→ What to produce
Copy out all the records, word for word.
[Start Materials provided]
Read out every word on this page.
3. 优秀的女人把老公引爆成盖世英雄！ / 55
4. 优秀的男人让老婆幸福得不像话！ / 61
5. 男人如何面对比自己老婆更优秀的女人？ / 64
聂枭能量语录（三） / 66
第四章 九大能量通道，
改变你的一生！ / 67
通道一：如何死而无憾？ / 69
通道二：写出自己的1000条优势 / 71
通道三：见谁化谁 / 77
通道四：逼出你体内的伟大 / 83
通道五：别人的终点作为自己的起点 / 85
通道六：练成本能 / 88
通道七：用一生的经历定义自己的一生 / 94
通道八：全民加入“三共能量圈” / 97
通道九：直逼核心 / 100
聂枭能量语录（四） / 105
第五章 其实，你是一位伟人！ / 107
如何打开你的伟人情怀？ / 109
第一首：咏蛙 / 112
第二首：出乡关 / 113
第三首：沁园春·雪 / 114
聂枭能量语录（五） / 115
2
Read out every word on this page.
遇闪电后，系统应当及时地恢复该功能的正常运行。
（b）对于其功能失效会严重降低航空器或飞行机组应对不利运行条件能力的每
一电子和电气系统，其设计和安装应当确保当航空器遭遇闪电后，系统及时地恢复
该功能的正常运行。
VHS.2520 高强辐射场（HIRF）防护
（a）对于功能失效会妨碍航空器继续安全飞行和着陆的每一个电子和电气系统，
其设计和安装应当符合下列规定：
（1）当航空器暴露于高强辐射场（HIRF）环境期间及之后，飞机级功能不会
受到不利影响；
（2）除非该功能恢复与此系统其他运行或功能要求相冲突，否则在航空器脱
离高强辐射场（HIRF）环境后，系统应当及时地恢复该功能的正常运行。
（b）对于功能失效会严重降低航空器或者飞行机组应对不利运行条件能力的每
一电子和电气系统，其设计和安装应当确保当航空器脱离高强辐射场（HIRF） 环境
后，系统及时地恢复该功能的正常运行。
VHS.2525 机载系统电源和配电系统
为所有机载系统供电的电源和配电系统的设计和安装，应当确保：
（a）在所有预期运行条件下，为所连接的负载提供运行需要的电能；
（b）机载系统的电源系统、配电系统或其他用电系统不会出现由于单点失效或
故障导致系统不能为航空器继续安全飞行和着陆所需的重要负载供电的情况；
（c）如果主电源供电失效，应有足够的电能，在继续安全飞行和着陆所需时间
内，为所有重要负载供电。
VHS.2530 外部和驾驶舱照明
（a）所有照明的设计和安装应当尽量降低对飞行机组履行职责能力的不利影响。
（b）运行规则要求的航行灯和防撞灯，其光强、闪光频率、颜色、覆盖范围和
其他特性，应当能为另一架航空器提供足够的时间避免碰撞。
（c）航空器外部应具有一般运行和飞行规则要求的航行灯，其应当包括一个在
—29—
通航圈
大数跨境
[End Materials provided]
→ Final answer
Read out every word on this page.
3. 优秀的女人把老公引爆成盖世英雄！ / 55
4. 优秀的男人让老婆幸福得不像话！ / 61
5. 男人如何面对比自己老婆更优秀的女人？ / 64
聂枭能量语录（三） / 66
第四章 九大能量通道，
改变你的一生！ / 67
通道一：如何死而无憾？ / 69
通道二：写出自己的1000条优势 / 71
通道三：见谁化谁 / 77
通道四：逼出你体内的伟大 / 83
通道五：别人的终点作为自己的起点 / 85
通道六：练成本能 / 88
通道七：用一生的经历定义自己的一生 / 94
通道八：全民加入“三共能量圈” / 97
通道九：直逼核心 / 100
聂枭能量语录（四） / 105
第五章 其实，你是一位伟人！ / 107
如何打开你的伟人情怀？ / 109
第一首：咏蛙 / 112
第二首：出乡关 / 113
第三首：沁园春·雪 / 114
聂枭能量语录（五） / 115
2
Read out every word on this page.
遇闪电后，系统应当及时地恢复该功能的正常运行。
（b）对于其功能失效会严重降低航空器或飞行机组应对不利运行条件能力的每
一电子和电气系统，其设计和安装应当确保当航空器遭遇闪电后，系统及时地恢复
该功能的正常运行。
VHS.2520 高强辐射场（HIRF）防护
（a）对于功能失效会妨碍航空器继续安全飞行和着陆的每一个电子和电气系统，
其设计和安装应当符合下列规定：
（1）当航空器暴露于高强辐射场（HIRF）环境期间及之后，飞机级功能不会
受到不利影响；
（2）除非该功能恢复与此系统其他运行或功能要求相冲突，否则在航空器脱
离高强辐射场（HIRF）环境后，系统应当及时地恢复该功能的正常运行。
（b）对于功能失效会严重降低航空器或者飞行机组应对不利运行条件能力的每
一电子和电气系统，其设计和安装应当确保当航空器脱离高强辐射场（HIRF） 环境
后，系统及时地恢复该功能的正常运行。
VHS.2525 机载系统电源和配电系统
为所有机载系统供电的电源和配电系统的设计和安装，应当确保：
（a）在所有预期运行条件下，为所连接的负载提供运行需要的电能；
（b）机载系统的电源系统、配电系统或其他用电系统不会出现由于单点失效或
故障导致系统不能为航空器继续安全飞行和着陆所需的重要负载供电的情况；
（c）如果主电源供电失效，应有足够的电能，在继续安全飞行和着陆所需时间
内，为所有重要负载供电。
VHS.2530 外部和驾驶舱照明
（a）所有照明的设计和安装应当尽量降低对飞行机组履行职责能力的不利影响。
（b）运行规则要求的航行灯和防撞灯，其光强、闪光频率、颜色、覆盖范围和
其他特性，应当能为另一架航空器提供足够的时间避免碰撞。
（c）航空器外部应具有一般运行和飞行规则要求的航行灯，其应当包括一个在
—29—
通航圈
大数跨境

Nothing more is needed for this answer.